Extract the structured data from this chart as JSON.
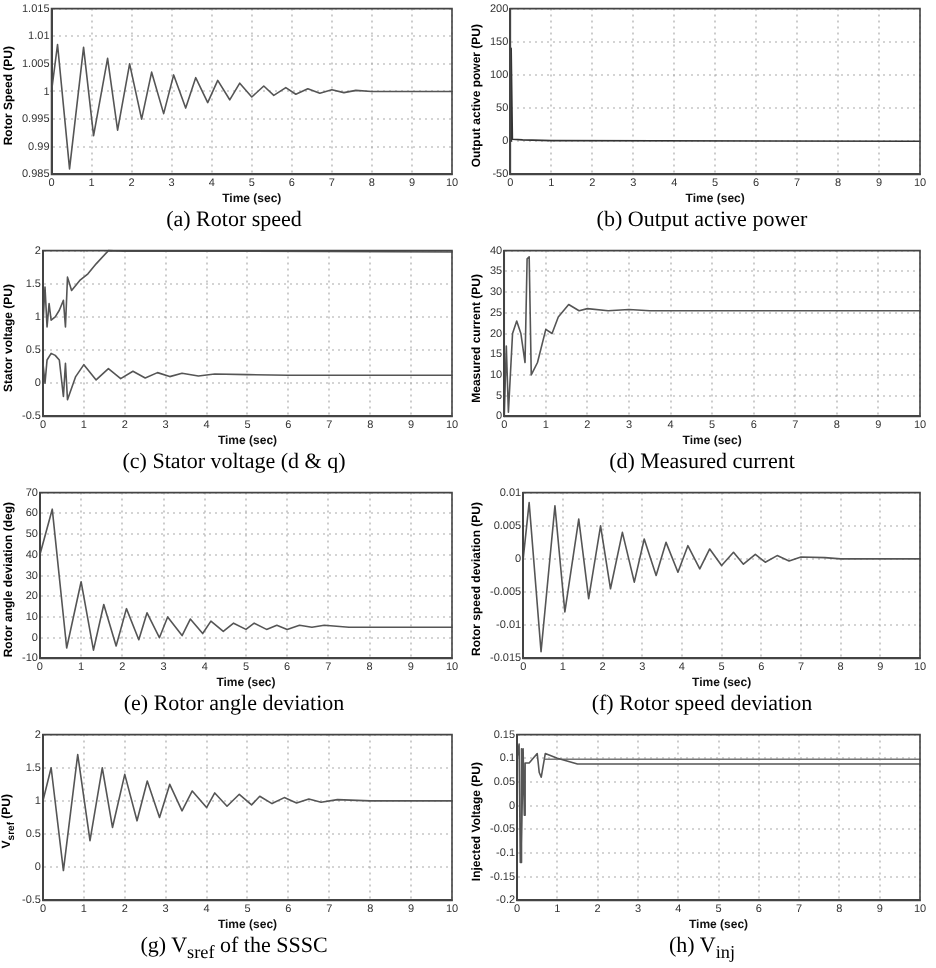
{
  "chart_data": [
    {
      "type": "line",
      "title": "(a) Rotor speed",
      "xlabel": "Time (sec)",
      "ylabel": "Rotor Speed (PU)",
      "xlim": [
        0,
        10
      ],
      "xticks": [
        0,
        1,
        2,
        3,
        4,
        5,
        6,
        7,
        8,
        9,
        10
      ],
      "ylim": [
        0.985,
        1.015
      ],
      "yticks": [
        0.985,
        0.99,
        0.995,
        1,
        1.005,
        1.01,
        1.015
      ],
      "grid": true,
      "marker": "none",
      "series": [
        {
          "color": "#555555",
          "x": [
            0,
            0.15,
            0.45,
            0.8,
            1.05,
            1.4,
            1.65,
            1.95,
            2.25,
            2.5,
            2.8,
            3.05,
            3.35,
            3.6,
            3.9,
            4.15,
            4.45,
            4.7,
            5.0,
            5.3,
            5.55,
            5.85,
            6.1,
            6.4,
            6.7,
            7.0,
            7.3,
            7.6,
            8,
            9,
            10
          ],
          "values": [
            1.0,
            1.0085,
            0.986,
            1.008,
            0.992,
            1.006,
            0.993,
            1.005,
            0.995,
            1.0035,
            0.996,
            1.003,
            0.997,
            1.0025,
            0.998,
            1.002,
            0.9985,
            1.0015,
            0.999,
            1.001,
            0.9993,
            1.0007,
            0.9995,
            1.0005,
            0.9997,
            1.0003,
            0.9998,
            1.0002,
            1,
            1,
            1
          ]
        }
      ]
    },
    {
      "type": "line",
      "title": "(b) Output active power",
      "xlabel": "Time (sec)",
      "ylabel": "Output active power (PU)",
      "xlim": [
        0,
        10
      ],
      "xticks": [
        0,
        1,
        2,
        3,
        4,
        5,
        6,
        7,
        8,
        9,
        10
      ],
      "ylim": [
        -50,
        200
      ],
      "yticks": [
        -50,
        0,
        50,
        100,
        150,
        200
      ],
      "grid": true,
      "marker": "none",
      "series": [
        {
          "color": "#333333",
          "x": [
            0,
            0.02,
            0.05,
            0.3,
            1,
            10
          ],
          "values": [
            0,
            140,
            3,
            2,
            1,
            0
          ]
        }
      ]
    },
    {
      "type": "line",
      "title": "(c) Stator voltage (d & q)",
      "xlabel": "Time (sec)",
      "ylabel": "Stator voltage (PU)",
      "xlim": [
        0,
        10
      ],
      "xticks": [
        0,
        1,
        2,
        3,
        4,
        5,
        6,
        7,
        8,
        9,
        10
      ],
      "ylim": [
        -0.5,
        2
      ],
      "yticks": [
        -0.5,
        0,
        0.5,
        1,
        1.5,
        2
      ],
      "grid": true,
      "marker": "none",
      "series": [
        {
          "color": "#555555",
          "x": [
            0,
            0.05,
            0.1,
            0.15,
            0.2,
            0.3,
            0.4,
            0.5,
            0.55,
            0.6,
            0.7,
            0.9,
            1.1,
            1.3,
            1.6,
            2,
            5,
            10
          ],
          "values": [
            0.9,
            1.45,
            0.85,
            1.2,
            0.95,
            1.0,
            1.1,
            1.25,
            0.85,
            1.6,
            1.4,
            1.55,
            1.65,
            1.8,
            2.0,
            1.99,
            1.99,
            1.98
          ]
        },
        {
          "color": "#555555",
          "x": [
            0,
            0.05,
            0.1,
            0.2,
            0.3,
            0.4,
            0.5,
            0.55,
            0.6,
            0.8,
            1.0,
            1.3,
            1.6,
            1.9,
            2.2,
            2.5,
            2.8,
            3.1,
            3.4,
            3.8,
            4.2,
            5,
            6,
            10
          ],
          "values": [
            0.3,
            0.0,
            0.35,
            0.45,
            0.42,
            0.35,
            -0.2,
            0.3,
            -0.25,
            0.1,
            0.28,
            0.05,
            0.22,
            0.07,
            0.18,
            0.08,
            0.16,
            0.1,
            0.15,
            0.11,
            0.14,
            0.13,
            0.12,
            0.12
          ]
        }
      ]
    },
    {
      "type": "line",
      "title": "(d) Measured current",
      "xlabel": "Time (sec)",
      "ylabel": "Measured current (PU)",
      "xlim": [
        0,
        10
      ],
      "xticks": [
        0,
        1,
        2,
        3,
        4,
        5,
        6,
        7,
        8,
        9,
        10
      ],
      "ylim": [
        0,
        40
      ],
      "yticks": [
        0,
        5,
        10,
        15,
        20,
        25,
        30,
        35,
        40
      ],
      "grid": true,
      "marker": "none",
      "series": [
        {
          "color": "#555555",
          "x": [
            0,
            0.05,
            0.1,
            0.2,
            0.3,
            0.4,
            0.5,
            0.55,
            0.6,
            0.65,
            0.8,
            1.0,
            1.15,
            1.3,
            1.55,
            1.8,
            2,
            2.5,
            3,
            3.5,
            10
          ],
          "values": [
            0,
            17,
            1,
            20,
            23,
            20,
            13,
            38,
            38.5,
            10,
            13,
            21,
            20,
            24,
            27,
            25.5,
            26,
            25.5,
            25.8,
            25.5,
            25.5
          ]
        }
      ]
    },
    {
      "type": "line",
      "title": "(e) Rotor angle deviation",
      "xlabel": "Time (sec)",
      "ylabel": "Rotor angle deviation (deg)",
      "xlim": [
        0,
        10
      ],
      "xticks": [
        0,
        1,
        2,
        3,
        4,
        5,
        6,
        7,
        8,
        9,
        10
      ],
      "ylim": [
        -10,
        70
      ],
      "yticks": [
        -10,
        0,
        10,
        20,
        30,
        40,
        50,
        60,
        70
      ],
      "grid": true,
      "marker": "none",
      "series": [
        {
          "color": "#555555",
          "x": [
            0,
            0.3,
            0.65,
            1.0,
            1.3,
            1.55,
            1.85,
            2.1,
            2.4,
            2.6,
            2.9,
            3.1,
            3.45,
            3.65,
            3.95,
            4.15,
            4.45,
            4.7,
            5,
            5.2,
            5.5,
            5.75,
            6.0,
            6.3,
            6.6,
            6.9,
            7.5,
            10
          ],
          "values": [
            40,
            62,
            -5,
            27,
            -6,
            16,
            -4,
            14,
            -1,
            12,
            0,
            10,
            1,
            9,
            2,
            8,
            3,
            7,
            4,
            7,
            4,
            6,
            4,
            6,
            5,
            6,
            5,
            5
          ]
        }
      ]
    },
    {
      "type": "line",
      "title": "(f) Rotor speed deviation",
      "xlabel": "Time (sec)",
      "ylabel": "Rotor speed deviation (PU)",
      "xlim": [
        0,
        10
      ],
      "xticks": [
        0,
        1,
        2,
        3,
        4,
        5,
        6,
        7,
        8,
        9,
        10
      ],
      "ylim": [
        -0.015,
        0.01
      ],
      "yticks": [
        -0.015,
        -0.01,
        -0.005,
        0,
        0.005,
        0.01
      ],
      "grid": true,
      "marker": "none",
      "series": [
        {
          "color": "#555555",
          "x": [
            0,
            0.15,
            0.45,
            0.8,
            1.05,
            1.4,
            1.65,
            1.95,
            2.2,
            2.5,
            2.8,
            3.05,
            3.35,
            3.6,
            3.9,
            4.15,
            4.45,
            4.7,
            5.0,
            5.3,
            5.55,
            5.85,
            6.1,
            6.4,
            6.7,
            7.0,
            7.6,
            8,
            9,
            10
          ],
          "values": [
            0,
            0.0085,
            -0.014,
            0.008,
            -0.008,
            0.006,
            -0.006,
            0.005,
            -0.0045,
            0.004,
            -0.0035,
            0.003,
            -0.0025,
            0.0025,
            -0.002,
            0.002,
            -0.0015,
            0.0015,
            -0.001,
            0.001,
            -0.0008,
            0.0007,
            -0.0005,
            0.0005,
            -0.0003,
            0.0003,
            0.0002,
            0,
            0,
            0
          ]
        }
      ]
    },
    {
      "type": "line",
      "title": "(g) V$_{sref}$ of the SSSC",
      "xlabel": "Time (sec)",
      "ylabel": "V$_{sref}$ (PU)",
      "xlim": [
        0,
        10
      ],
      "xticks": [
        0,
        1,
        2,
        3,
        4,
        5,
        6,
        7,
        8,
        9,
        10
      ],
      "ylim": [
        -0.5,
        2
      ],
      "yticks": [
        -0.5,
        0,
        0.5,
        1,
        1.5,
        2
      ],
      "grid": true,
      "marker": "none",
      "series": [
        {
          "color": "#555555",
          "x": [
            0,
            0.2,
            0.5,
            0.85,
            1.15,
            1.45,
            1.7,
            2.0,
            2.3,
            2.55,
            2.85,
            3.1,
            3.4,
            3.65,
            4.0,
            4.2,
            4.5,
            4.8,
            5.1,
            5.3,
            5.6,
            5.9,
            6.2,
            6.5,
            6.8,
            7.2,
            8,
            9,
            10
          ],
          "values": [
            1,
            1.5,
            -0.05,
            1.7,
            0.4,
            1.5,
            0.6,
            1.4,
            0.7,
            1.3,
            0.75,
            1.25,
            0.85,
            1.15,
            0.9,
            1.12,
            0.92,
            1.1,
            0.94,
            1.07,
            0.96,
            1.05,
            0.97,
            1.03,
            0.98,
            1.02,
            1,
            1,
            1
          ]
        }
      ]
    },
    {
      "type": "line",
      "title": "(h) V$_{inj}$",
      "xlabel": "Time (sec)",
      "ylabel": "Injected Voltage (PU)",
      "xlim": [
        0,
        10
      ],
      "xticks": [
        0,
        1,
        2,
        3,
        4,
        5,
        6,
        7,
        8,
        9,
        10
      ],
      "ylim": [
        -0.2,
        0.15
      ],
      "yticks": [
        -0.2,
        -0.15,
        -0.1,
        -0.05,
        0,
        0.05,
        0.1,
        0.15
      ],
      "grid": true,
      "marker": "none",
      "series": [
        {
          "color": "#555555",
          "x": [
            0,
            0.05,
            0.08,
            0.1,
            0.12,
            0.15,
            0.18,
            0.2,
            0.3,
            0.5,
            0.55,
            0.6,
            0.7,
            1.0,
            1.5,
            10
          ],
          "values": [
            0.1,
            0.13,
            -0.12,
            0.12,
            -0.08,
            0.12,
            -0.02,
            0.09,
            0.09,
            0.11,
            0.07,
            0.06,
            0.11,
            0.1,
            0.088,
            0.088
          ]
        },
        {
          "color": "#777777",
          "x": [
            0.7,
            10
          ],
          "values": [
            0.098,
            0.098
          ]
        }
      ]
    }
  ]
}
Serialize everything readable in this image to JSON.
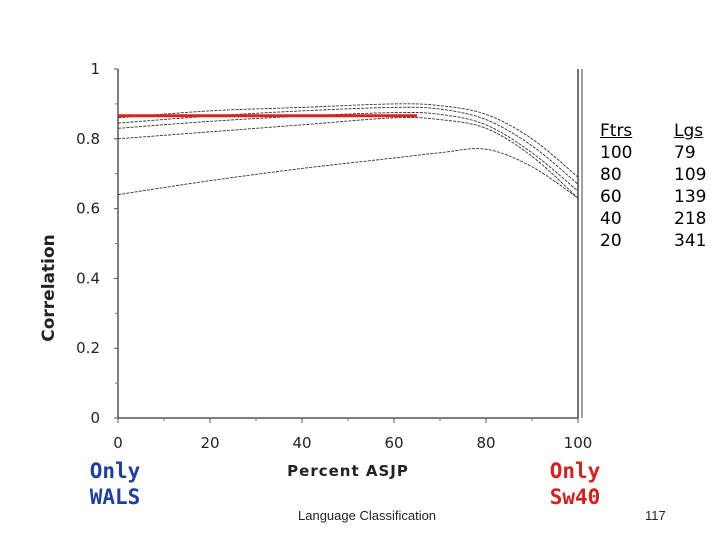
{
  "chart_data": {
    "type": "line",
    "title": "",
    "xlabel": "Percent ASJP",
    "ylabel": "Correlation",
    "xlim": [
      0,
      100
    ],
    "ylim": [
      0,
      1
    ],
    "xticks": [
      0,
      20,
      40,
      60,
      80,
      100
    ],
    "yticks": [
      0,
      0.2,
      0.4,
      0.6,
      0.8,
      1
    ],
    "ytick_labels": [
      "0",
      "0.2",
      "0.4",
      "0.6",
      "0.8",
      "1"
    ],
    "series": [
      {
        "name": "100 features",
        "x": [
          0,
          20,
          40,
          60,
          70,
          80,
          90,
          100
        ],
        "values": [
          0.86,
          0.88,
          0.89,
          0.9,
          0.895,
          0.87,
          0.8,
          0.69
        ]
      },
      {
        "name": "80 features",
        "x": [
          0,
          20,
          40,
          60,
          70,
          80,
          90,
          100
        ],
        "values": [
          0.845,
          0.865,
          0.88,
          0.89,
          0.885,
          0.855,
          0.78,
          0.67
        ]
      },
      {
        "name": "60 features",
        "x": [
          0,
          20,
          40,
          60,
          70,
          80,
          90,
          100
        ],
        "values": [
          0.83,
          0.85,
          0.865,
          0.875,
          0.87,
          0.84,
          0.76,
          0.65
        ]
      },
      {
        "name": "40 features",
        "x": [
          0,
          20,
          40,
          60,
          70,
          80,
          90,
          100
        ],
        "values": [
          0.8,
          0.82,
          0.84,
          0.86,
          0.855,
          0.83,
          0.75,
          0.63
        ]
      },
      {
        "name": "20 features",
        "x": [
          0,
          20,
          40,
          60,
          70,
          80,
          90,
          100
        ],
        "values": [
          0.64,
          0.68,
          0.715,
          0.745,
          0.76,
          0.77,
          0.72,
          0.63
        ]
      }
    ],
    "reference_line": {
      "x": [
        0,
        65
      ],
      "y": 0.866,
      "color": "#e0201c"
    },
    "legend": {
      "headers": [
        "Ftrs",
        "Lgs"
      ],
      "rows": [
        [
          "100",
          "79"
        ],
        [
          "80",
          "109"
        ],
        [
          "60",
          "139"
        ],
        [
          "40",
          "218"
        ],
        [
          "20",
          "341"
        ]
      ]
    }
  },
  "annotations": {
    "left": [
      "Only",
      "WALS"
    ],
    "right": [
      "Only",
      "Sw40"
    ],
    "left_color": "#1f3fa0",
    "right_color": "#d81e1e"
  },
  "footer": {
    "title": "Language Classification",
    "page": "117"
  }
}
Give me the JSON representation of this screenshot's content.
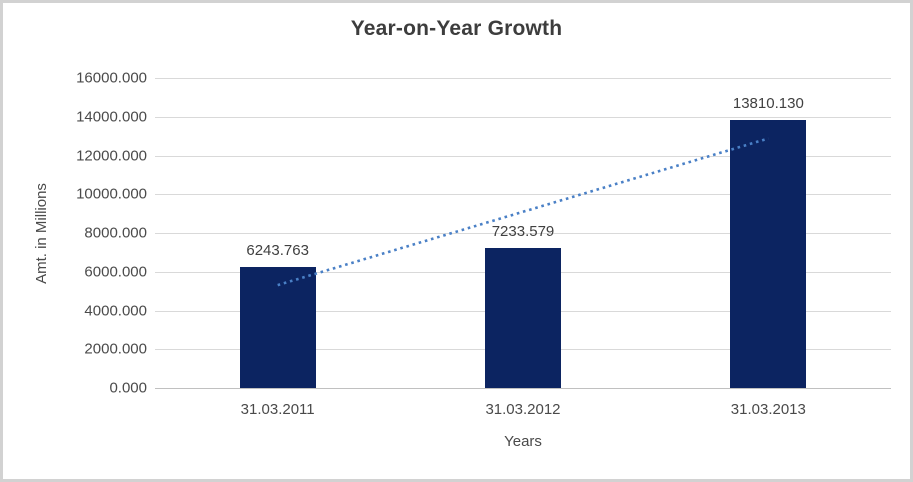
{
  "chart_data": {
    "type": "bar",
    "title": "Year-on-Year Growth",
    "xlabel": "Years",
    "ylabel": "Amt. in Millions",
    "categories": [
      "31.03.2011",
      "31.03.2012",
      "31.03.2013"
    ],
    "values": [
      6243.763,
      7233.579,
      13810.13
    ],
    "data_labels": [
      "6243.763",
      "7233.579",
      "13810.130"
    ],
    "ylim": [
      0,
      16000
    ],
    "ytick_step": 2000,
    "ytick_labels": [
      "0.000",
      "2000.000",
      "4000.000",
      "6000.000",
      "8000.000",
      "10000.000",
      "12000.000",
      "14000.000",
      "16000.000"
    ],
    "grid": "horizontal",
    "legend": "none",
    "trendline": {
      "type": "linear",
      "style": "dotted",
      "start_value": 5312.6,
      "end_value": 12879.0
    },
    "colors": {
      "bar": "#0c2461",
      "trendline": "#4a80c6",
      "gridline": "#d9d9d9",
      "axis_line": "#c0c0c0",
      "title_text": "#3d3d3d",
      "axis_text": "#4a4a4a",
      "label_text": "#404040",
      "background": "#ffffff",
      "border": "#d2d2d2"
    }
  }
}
══════════════════════════════
• _REQUIRED WORK_: Retype the lines exactly as they appear, beginning with the line that contains "Give me the" and ending with the final line of the entries, and omit the pictures.

• _COMPLETED EXERCISE_:
Give me the JSON representation of this screenshot's content.
{
  "chart_data": {
    "type": "bar",
    "title": "Year-on-Year Growth",
    "xlabel": "Years",
    "ylabel": "Amt. in Millions",
    "categories": [
      "31.03.2011",
      "31.03.2012",
      "31.03.2013"
    ],
    "values": [
      6243.763,
      7233.579,
      13810.13
    ],
    "data_labels": [
      "6243.763",
      "7233.579",
      "13810.130"
    ],
    "ylim": [
      0,
      16000
    ],
    "ytick_step": 2000,
    "ytick_labels": [
      "0.000",
      "2000.000",
      "4000.000",
      "6000.000",
      "8000.000",
      "10000.000",
      "12000.000",
      "14000.000",
      "16000.000"
    ],
    "grid": "horizontal",
    "legend": "none",
    "trendline": {
      "type": "linear",
      "style": "dotted",
      "start_value": 5312.6,
      "end_value": 12879.0
    },
    "colors": {
      "bar": "#0c2461",
      "trendline": "#4a80c6",
      "gridline": "#d9d9d9",
      "axis_line": "#c0c0c0",
      "title_text": "#3d3d3d",
      "axis_text": "#4a4a4a",
      "label_text": "#404040",
      "background": "#ffffff",
      "border": "#d2d2d2"
    }
  }
}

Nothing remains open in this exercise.